• _TAREA DEL EJERCICIO 1_
Responde según el texto sobre la posguerra de 1918:
(a) ¿A cuántas personas mató el tifus solamente en los Balcanes?
(b) Un año después de la guerra, ¿qué porcentaje de las cantidades anteriores a la guerra se producía en Rusia?
(c) De las veintisiete naciones que firmaron el tratado principal, ¿cuántas no eran europeas?

El coste de este gran conflicto nunca ha sido bien calculado. Una cifra aproximada nos da una idea de su dimensión: alrededor de diez millones de hombres murieron como consecuencia de acciones militares directas. Solamente en los Balcanes, el tifus mató a otro millón de personas. Estas cifras terribles no incluyen el número de mutilados y ciegos, ni lo que representa para una familia la pérdida de un padre o de un esposo, ni los estragos morales causados por la destrucción de los ideales, el sentido de la confianza y la buena voluntad. Los europeos contemplaban los grandes cementerios y quedaban horrorizados de lo que habían hecho. También el daño económico fue inmenso. En muchos lugares de Europa se padecieron grandes hambrunas. Un año después de la guerra, la producción industrial europea aún estaba casi una cuarta parte por debajo de los niveles de 1914; en Rusia, solo se producía el 20 por ciento de las cantidades anteriores a la guerra. En algunos países, el transporte era casi inexistente. Además, la frágil y complicada maquinaria del intercambio internacional quedó desarticulada, y parte de ella nunca pudo ser reemplazada. En el centro de esta situación de caos se encontraba una Alemania exhausta que anteriormente había sido el motor de la economía centroeuropea. «Estamos atravesando el momento más oscuro de nuestro devenir —escribió J. M. Keynes, un joven economista británico que asistió a la conferencia de paz—. Nuestra capacidad de sentir, o de dedicar nuestros esfuerzos a algo que no sea lo que afecta de manera más inmediata a nuestro bienestar material, está por el momento anulada ... Hemos sido llevados más allá de los límites de la resistencia y necesitamos descansar. En ningún momento de la historia de la humanidad ha brillado con tan poca fuerza aquello que nuestra alma tiene de universal.»
A finales de 1918, empezaron a reunirse los delegados de los distintos países para una conferencia de paz. Hubo un momento en el que, al juzgar lo decidido en esta, los que la comentaban tendían a recalcar los errores que se cometieron, pero la perspectiva del tiempo y el reconocimiento de la magnitud de la tarea hacen que debamos examinar con cierto respeto la labor realizada. Fue el mayor acuerdo alcanzado, en relación con un conflicto internacional, desde el año 1815, y sus artífices tuvieron que reconciliar unas grandes expectativas con unos hechos pertinaces. El poder necesario para tomar las decisiones fundamentales estuvo muy concentrado; los primeros ministros de Gran Bretaña y Francia y el presidente de Estados Unidos, Woodrow Wilson, llevaron la voz cantante en las negociaciones, a las que solo asistieron los vencedores. Por lo tanto, las decisiones tomadas como resultado de las conversaciones se presentaron sin más a los derrotados. El problema central era la seguridad europea, en relación con la cual Francia estaba preocupada ante la terrible posibilidad de tener que sufrir por tercera vez una agresión alemana, mientras que los países anglosajones sabían que no corrían ese peligro. Con todo, había muchas otras cuestiones que lo rodeaban e impedían verlo con claridad. El acuerdo de paz tenía que ser de alcance mundial. No solo abarcó territorios situados fuera de Europa —a diferencia de anteriores grandes tratados de paz—, sino que en su elaboración se tuvieron en cuenta las opiniones de muchos países no europeos. De las veintisiete naciones cuyos representantes firmaron el tratado principal, la mayoría de ellas, diecisiete, no eran europeas. La mayor era Estados Unidos, que junto con Japón, Gran Bretaña, Francia e Italia formaba el grupo de principales potencias vencedoras. Sin embargo, tratándose de un acuerdo a escala mundial, no presagiaba nada bueno la ausencia de representantes de Rusia, la única gran potencia con fronteras tanto en Europa como en Asia.

• _TAREA DEL EJERCICIO 2_
Vuelve a escribir, sin cambios, las líneas de los registros que van desde la que contiene "y-tick-20: 20 — [26, 253, 56, 283]" hasta la que contiene "data-point-center-2004 — [610, 457, 618, 465]", ambas incluidas.

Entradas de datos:
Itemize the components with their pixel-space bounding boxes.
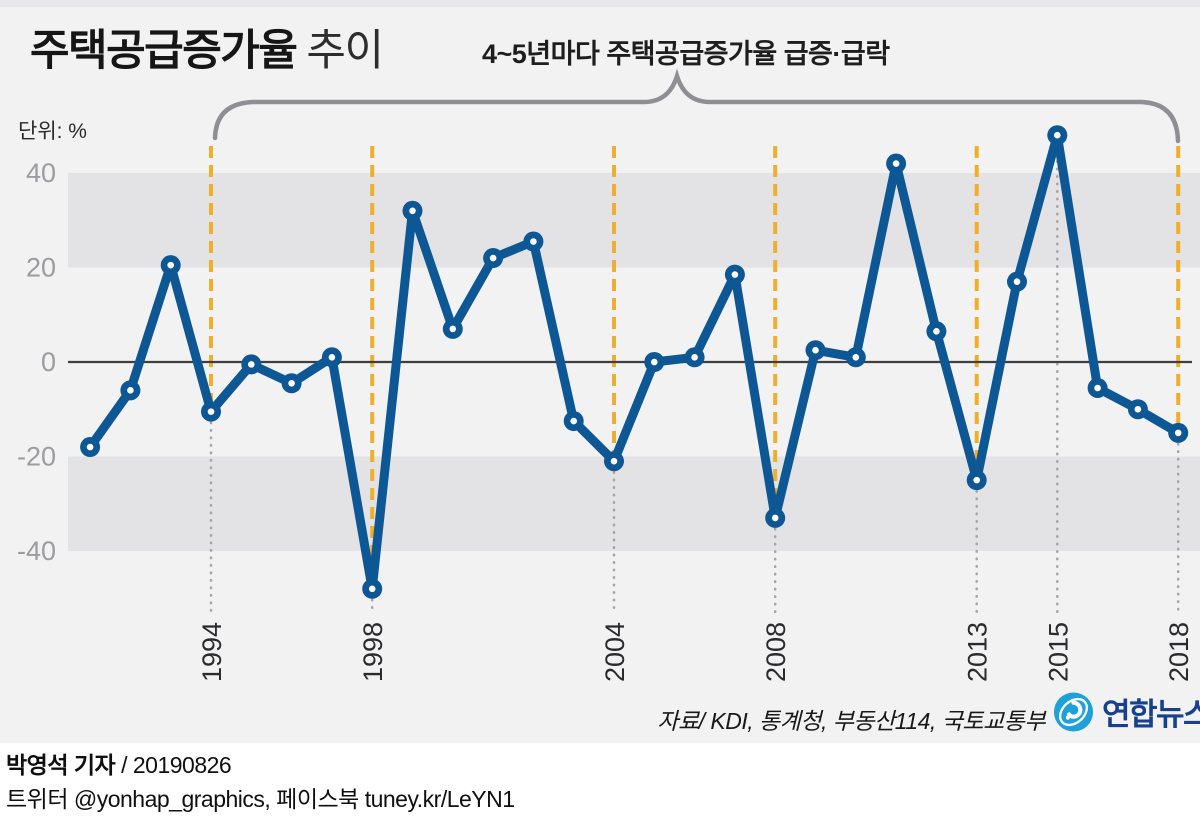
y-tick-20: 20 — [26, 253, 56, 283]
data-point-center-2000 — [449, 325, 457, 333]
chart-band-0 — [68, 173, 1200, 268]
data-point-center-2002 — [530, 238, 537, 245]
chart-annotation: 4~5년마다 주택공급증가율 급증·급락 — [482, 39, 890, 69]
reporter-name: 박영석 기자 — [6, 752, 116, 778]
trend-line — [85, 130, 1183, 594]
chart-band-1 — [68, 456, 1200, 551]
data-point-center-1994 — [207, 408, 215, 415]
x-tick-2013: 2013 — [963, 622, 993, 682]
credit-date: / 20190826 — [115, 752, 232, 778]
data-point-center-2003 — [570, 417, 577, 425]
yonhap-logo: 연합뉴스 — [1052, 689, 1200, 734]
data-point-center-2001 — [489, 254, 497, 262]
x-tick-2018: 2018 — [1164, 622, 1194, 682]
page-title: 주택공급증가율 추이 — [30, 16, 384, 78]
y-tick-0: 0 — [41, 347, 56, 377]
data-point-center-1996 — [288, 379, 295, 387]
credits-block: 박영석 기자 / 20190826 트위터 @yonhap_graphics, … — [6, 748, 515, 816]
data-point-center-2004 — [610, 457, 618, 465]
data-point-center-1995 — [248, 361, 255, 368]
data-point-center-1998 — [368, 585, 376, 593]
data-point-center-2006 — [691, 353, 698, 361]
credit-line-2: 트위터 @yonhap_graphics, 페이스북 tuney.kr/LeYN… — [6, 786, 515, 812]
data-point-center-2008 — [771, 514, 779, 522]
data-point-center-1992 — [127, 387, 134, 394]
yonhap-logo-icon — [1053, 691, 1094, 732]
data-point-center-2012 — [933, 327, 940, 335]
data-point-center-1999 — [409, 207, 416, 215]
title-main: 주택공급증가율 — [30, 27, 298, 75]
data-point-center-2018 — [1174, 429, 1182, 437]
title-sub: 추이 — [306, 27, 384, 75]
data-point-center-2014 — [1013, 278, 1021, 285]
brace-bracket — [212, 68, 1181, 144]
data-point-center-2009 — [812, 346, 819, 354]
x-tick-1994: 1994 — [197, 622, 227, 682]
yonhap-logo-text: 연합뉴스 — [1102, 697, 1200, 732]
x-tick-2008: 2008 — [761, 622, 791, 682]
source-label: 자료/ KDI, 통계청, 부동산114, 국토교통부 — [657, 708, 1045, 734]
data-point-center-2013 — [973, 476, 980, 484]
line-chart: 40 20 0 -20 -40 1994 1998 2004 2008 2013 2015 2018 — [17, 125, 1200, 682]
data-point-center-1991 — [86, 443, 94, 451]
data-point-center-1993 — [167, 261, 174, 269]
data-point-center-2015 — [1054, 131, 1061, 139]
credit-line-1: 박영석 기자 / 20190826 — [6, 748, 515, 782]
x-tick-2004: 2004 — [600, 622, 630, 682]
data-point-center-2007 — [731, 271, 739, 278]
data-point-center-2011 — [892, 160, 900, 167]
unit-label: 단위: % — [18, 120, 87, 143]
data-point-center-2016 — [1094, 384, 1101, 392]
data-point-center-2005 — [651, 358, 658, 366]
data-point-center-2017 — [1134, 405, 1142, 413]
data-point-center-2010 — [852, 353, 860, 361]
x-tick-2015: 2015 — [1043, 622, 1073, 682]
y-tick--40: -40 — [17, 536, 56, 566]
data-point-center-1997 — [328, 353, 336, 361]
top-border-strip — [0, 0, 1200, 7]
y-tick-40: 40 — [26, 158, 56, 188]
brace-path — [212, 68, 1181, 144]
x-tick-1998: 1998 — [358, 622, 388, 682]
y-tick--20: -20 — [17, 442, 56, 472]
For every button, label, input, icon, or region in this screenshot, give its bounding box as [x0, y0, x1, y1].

• _RESULTADO DE LA TAREA 1_
(a) A otro millón de personas.
(b) El 20 por ciento.
(c) Diecisiete.

• _RESULTADO DE LA TAREA 2_
y-tick-20: 20 — [26, 253, 56, 283]
data-point-center-2000 — [449, 325, 457, 333]
chart-band-0 — [68, 173, 1200, 268]
data-point-center-2002 — [530, 238, 537, 245]
chart-annotation: 4~5년마다 주택공급증가율 급증·급락 — [482, 39, 890, 69]
reporter-name: 박영석 기자 — [6, 752, 116, 778]
trend-line — [85, 130, 1183, 594]
chart-band-1 — [68, 456, 1200, 551]
data-point-center-1994 — [207, 408, 215, 415]
x-tick-2013: 2013 — [963, 622, 993, 682]
credit-date: / 20190826 — [115, 752, 232, 778]
data-point-center-2003 — [570, 417, 577, 425]
yonhap-logo: 연합뉴스 — [1052, 689, 1200, 734]
data-point-center-2001 — [489, 254, 497, 262]
x-tick-2018: 2018 — [1164, 622, 1194, 682]
page-title: 주택공급증가율 추이 — [30, 16, 384, 78]
y-tick-0: 0 — [41, 347, 56, 377]
data-point-center-1996 — [288, 379, 295, 387]
credits-block: 박영석 기자 / 20190826 트위터 @yonhap_graphics, … — [6, 748, 515, 816]
data-point-center-2004 — [610, 457, 618, 465]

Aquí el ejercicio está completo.